Instructions for the task => Collect each line of the entries that holds the string "choo".

Provided records =>
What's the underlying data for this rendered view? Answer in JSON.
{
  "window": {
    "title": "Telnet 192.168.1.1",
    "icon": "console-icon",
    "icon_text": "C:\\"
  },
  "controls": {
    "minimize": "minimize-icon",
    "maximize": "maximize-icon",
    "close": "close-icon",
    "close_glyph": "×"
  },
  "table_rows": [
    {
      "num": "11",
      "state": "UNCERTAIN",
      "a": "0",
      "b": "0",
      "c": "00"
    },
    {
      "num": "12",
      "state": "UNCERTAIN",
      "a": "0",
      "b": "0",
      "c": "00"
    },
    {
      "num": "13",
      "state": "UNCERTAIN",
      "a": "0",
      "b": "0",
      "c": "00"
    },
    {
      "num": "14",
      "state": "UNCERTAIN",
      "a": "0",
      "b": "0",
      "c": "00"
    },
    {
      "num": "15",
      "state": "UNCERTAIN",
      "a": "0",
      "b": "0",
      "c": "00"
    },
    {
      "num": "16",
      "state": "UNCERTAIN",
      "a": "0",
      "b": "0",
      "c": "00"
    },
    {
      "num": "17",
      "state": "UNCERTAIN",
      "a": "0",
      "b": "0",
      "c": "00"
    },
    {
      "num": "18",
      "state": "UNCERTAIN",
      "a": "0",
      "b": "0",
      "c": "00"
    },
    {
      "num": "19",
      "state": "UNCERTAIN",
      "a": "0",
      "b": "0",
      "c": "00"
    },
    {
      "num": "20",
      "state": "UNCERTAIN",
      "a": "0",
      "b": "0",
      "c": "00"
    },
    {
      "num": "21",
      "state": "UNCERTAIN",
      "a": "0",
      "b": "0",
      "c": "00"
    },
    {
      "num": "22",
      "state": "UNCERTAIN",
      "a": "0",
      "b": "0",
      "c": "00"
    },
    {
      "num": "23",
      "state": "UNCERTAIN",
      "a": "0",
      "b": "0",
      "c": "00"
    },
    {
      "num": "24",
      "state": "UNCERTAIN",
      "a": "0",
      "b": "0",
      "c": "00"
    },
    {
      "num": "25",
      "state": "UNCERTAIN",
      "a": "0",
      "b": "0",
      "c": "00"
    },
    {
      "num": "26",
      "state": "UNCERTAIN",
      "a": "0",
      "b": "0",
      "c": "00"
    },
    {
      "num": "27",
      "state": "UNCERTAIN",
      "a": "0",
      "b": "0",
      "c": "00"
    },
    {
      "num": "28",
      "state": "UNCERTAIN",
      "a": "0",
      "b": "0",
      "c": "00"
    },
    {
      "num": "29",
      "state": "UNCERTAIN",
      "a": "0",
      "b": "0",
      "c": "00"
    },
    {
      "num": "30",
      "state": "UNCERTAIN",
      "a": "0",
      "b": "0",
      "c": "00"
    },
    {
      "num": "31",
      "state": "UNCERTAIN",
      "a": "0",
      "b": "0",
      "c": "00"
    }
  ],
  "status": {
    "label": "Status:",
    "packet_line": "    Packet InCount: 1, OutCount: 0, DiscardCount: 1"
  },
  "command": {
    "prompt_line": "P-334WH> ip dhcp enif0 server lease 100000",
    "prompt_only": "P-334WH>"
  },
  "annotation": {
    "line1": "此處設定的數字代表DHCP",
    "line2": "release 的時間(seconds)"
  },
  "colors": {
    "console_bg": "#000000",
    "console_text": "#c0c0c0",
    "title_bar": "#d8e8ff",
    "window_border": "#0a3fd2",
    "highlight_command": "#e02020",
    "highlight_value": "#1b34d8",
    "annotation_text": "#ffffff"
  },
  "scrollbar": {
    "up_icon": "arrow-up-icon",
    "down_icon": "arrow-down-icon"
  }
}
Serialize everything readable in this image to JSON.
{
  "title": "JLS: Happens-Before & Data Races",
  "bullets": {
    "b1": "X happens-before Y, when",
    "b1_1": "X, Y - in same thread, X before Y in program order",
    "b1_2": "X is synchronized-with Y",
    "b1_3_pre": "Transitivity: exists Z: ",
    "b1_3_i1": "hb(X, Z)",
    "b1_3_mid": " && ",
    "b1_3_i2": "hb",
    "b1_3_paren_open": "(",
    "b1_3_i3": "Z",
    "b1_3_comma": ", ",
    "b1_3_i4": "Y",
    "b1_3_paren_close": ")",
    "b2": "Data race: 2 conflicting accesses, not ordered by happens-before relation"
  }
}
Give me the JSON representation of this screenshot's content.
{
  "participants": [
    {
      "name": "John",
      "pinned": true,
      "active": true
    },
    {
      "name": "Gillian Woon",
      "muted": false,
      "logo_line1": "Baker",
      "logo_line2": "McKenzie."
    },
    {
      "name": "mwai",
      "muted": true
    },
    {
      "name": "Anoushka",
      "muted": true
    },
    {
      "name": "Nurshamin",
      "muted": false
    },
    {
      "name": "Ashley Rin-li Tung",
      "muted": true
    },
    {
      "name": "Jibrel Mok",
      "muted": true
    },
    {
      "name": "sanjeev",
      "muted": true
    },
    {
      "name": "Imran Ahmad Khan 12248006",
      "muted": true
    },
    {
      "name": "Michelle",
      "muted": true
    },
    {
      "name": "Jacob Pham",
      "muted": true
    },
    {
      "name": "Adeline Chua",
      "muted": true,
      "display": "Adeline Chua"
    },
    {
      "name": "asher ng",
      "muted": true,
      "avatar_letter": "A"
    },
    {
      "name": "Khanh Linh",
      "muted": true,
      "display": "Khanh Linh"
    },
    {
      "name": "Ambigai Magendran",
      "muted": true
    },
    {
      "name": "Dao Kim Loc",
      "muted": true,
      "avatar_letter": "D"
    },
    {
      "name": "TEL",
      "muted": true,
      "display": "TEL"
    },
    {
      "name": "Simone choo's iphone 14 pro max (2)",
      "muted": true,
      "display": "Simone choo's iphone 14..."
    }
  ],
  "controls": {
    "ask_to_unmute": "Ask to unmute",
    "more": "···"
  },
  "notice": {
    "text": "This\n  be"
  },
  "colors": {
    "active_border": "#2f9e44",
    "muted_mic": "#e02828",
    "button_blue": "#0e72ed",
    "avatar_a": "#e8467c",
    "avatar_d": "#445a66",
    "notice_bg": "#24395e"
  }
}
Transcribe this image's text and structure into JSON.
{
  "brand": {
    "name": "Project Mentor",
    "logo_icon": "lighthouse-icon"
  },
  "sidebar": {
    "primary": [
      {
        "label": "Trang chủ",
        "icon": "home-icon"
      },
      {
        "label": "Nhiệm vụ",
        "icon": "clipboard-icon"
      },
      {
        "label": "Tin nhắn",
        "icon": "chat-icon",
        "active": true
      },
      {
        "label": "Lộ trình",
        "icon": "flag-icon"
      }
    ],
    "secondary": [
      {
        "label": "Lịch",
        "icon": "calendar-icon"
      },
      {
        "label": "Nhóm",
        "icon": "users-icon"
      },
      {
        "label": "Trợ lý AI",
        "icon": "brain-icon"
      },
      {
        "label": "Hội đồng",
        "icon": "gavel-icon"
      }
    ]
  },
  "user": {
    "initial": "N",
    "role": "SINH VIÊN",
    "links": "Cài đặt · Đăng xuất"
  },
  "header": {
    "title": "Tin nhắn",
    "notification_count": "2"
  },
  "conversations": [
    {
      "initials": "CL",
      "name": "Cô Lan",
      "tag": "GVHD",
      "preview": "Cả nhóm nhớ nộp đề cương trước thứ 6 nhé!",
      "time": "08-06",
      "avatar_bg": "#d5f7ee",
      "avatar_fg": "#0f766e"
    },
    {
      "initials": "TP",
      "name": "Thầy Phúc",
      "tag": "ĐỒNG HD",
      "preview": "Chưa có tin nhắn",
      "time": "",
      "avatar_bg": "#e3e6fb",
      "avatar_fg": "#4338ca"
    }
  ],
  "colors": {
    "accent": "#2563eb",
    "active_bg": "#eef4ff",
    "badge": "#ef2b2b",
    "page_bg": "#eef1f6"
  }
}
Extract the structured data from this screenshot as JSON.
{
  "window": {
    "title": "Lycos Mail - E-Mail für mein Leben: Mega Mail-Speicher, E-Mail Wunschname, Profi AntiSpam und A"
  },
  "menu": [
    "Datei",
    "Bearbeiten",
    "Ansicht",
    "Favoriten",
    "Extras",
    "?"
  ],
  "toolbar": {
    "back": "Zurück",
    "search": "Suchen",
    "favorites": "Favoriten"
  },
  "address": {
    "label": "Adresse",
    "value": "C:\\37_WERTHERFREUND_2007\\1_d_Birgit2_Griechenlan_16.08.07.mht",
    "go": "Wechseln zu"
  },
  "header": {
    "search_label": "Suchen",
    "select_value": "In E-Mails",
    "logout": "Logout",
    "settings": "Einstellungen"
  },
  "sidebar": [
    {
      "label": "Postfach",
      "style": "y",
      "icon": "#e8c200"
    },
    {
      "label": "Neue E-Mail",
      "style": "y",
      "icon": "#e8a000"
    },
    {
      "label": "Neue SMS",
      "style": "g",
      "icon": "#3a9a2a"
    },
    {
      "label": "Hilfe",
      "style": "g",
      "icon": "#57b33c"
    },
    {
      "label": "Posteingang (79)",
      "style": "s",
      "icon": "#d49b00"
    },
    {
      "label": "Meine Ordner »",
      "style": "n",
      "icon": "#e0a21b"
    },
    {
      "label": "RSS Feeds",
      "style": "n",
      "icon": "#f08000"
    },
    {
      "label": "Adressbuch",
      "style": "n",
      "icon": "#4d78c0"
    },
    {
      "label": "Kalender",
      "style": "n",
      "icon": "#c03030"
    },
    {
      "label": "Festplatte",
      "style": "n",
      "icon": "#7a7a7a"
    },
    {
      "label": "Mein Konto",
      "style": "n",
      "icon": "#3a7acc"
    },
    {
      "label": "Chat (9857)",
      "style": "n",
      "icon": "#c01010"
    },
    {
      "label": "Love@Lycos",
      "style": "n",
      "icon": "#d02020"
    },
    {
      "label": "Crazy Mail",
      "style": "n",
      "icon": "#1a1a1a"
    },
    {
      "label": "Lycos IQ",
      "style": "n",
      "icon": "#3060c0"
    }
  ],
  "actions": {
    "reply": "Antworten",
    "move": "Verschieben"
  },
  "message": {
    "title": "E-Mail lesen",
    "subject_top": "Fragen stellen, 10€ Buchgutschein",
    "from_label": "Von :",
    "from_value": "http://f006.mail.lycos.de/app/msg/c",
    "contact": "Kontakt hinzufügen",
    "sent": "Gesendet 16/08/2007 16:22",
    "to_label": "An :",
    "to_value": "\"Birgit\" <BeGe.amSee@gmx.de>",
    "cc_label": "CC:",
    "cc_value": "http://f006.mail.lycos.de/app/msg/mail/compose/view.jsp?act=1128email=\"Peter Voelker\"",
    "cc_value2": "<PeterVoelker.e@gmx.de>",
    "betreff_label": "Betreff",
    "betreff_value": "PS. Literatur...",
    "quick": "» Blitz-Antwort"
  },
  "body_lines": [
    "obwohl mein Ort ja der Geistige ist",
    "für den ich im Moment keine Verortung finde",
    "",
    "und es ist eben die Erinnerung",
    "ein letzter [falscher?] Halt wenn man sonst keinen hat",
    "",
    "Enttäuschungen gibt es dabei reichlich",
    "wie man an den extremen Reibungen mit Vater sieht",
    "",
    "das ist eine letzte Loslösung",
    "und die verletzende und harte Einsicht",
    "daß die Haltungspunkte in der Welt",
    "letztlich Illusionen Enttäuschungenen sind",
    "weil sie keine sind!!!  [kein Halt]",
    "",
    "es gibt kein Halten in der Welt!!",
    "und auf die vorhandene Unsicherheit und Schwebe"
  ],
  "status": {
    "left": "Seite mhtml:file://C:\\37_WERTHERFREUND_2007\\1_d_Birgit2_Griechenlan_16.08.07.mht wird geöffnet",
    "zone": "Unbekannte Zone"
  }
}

Problem solution =>
      "name": "Simone choo's iphone 14 pro max (2)",
      "display": "Simone choo's iphone 14..."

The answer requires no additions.